## BEGIN
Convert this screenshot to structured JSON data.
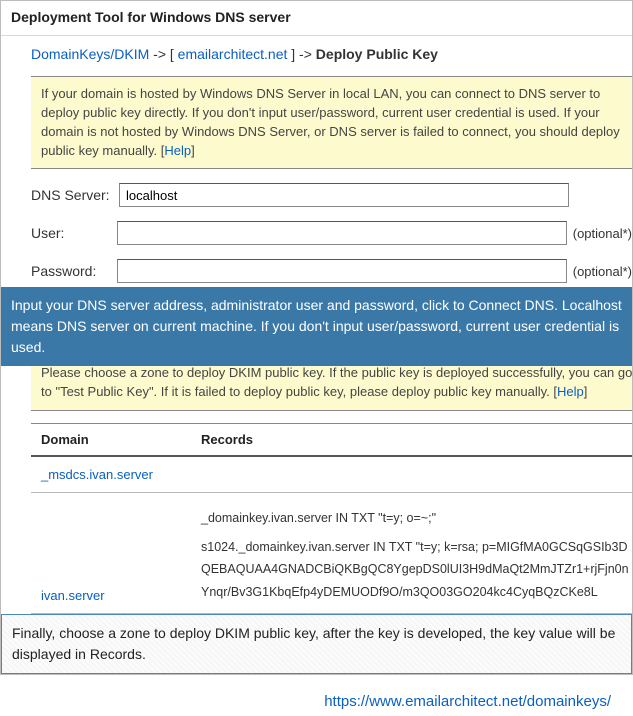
{
  "title": "Deployment Tool for Windows DNS server",
  "breadcrumb": {
    "a": "DomainKeys/DKIM",
    "sep1": " -> [ ",
    "b": "emailarchitect.net",
    "sep2": " ] -> ",
    "c": "Deploy Public Key"
  },
  "info1": {
    "text": "If your domain is hosted by Windows DNS Server in local LAN, you can connect to DNS server to deploy public key directly. If you don't input user/password, current user credential is used. If your domain is not hosted by Windows DNS Server, or DNS server is failed to connect, you should deploy public key manually. [",
    "help": "Help",
    "close": "]"
  },
  "form": {
    "dns_label": "DNS Server:",
    "dns_value": "localhost",
    "user_label": "User:",
    "user_value": "",
    "pass_label": "Password:",
    "pass_value": "",
    "optional": "(optional*)"
  },
  "callout_blue": "Input your DNS server address, administrator user and password, click to Connect DNS. Localhost means DNS server on current machine. If you don't input user/password, current user credential is used.",
  "info2": {
    "text": "Please choose a zone to deploy DKIM public key. If the public key is deployed successfully, you can go to \"Test Public Key\". If it is failed to deploy public key, please deploy public key manually. [",
    "help": "Help",
    "close": "]"
  },
  "table": {
    "h_domain": "Domain",
    "h_records": "Records",
    "rows": [
      {
        "domain": "_msdcs.ivan.server",
        "records": []
      },
      {
        "domain": "ivan.server",
        "records": [
          "_domainkey.ivan.server IN TXT \"t=y; o=~;\"",
          "s1024._domainkey.ivan.server IN TXT \"t=y; k=rsa; p=MIGfMA0GCSqGSIb3DQEBAQUAA4GNADCBiQKBgQC8YgepDS0lUI3H9dMaQt2MmJTZr1+rjFjn0nYnqr/Bv3G1KbqEfp4yDEMUODf9O/m3QO03GO204kc4CyqBQzCKe8L"
        ]
      }
    ]
  },
  "callout_outline": "Finally, choose a zone to deploy DKIM public key, after the key is developed, the key value will be displayed in Records.",
  "footer_url": "https://www.emailarchitect.net/domainkeys/"
}
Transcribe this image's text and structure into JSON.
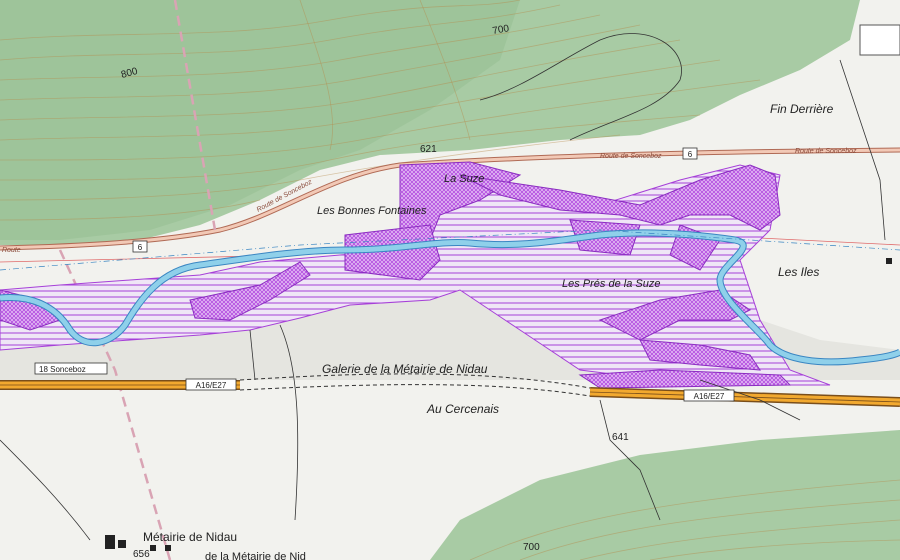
{
  "map": {
    "place_labels": {
      "fin_derriere": "Fin Derrière",
      "les_bonnes_fontaines": "Les Bonnes Fontaines",
      "les_iles": "Les Iles",
      "les_pres_de_la_suze": "Les Prés de la Suze",
      "galerie": "Galerie de la Métairie de Nidau",
      "au_cercenais": "Au Cercenais",
      "metairie_de_nidau": "Métairie de Nidau",
      "metairie_partial": "de la Métairie de Nid",
      "river": "La Suze"
    },
    "elevations": {
      "e800": "800",
      "e700_top": "700",
      "e700_bottom": "700",
      "e621": "621",
      "e641": "641",
      "e656": "656"
    },
    "road_badges": {
      "route6_left": "6",
      "route6_right": "6",
      "motorway_left": "A16/E27",
      "motorway_right": "A16/E27"
    },
    "road_names": {
      "route_de_sonceboz_1": "Route de Sonceboz",
      "route_de_sonceboz_2": "Route de Sonceboz",
      "route_de_sonceboz_3": "Route de Sonceboz",
      "route_left": "Route"
    },
    "exit_sign": "18 Sonceboz",
    "colors": {
      "forest": "#9fc49c",
      "open_land": "#f2f2ee",
      "river": "#7fc9e6",
      "protected_area": "#a640d8",
      "motorway": "#f2a92f",
      "main_road": "#e4a58f"
    }
  }
}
## END
Exercise goal: How many of the lines in the listing above hold the word "JSON"? Report only that figure.

Solved problem: 2